+++ Data shown +++

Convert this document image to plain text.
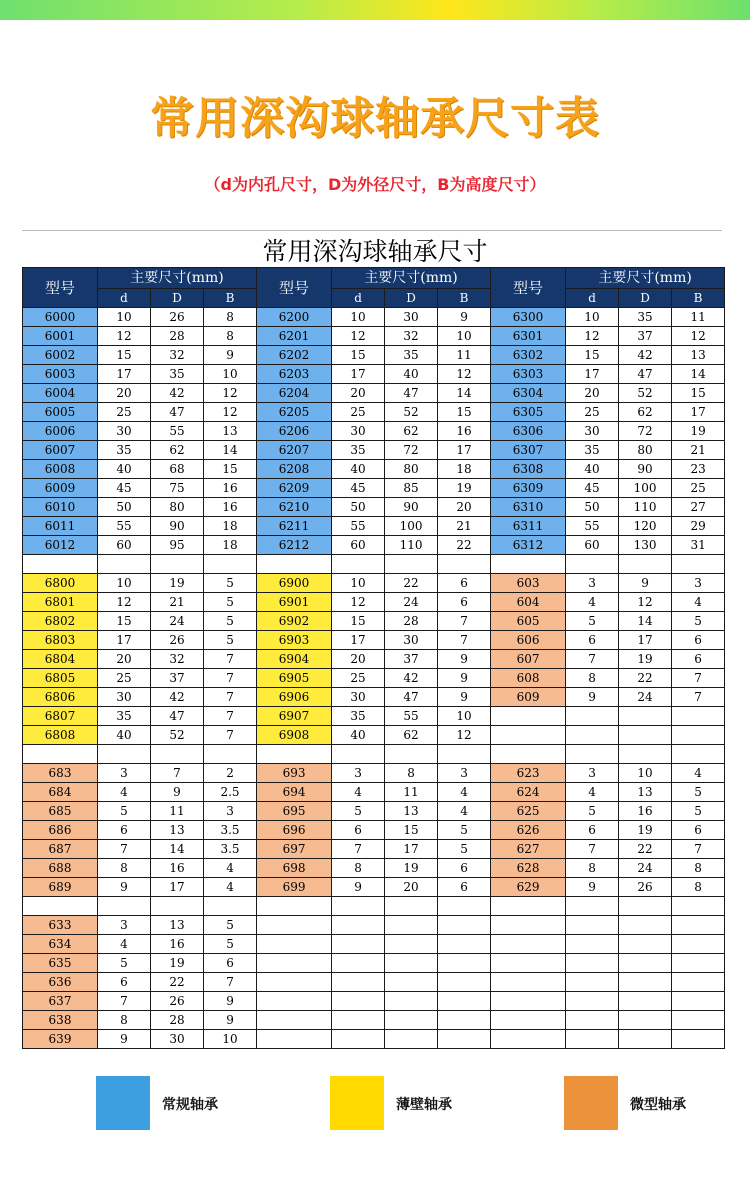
常用深沟球轴承尺寸表
（d为内孔尺寸，D为外径尺寸，B为高度尺寸）
常用深沟球轴承尺寸
型号	主要尺寸(mm)			型号	主要尺寸(mm)			型号	主要尺寸(mm)		
	d	D	B		d	D	B		d	D	B
6000	10	26	8	6200	10	30	9	6300	10	35	11
6001	12	28	8	6201	12	32	10	6301	12	37	12
6002	15	32	9	6202	15	35	11	6302	15	42	13
6003	17	35	10	6203	17	40	12	6303	17	47	14
6004	20	42	12	6204	20	47	14	6304	20	52	15
6005	25	47	12	6205	25	52	15	6305	25	62	17
6006	30	55	13	6206	30	62	16	6306	30	72	19
6007	35	62	14	6207	35	72	17	6307	35	80	21
6008	40	68	15	6208	40	80	18	6308	40	90	23
6009	45	75	16	6209	45	85	19	6309	45	100	25
6010	50	80	16	6210	50	90	20	6310	50	110	27
6011	55	90	18	6211	55	100	21	6311	55	120	29
6012	60	95	18	6212	60	110	22	6312	60	130	31

6800	10	19	5	6900	10	22	6	603	3	9	3
6801	12	21	5	6901	12	24	6	604	4	12	4
6802	15	24	5	6902	15	28	7	605	5	14	5
6803	17	26	5	6903	17	30	7	606	6	17	6
6804	20	32	7	6904	20	37	9	607	7	19	6
6805	25	37	7	6905	25	42	9	608	8	22	7
6806	30	42	7	6906	30	47	9	609	9	24	7
6807	35	47	7	6907	35	55	10				
6808	40	52	7	6908	40	62	12				

683	3	7	2	693	3	8	3	623	3	10	4
684	4	9	2.5	694	4	11	4	624	4	13	5
685	5	11	3	695	5	13	4	625	5	16	5
686	6	13	3.5	696	6	15	5	626	6	19	6
687	7	14	3.5	697	7	17	5	627	7	22	7
688	8	16	4	698	8	19	6	628	8	24	8
689	9	17	4	699	9	20	6	629	9	26	8

633	3	13	5								
634	4	16	5								
635	5	19	6								
636	6	22	7								
637	7	26	9								
638	8	28	9								
639	9	30	10								
常规轴承	薄壁轴承	微型轴承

+++

To do: Replicate the material above verbatim; images stay out of the copy.

Solution to this problem:
Convert this document image to plain text.
常用深沟球轴承尺寸表
（d为内孔尺寸，D为外径尺寸，B为高度尺寸）
常用深沟球轴承尺寸
型号	主要尺寸(mm)			型号	主要尺寸(mm)			型号	主要尺寸(mm)		
	d	D	B		d	D	B		d	D	B
6000	10	26	8	6200	10	30	9	6300	10	35	11
6001	12	28	8	6201	12	32	10	6301	12	37	12
6002	15	32	9	6202	15	35	11	6302	15	42	13
6003	17	35	10	6203	17	40	12	6303	17	47	14
6004	20	42	12	6204	20	47	14	6304	20	52	15
6005	25	47	12	6205	25	52	15	6305	25	62	17
6006	30	55	13	6206	30	62	16	6306	30	72	19
6007	35	62	14	6207	35	72	17	6307	35	80	21
6008	40	68	15	6208	40	80	18	6308	40	90	23
6009	45	75	16	6209	45	85	19	6309	45	100	25
6010	50	80	16	6210	50	90	20	6310	50	110	27
6011	55	90	18	6211	55	100	21	6311	55	120	29
6012	60	95	18	6212	60	110	22	6312	60	130	31

6800	10	19	5	6900	10	22	6	603	3	9	3
6801	12	21	5	6901	12	24	6	604	4	12	4
6802	15	24	5	6902	15	28	7	605	5	14	5
6803	17	26	5	6903	17	30	7	606	6	17	6
6804	20	32	7	6904	20	37	9	607	7	19	6
6805	25	37	7	6905	25	42	9	608	8	22	7
6806	30	42	7	6906	30	47	9	609	9	24	7
6807	35	47	7	6907	35	55	10				
6808	40	52	7	6908	40	62	12				

683	3	7	2	693	3	8	3	623	3	10	4
684	4	9	2.5	694	4	11	4	624	4	13	5
685	5	11	3	695	5	13	4	625	5	16	5
686	6	13	3.5	696	6	15	5	626	6	19	6
687	7	14	3.5	697	7	17	5	627	7	22	7
688	8	16	4	698	8	19	6	628	8	24	8
689	9	17	4	699	9	20	6	629	9	26	8

633	3	13	5								
634	4	16	5								
635	5	19	6								
636	6	22	7								
637	7	26	9								
638	8	28	9								
639	9	30	10								
常规轴承	薄壁轴承	微型轴承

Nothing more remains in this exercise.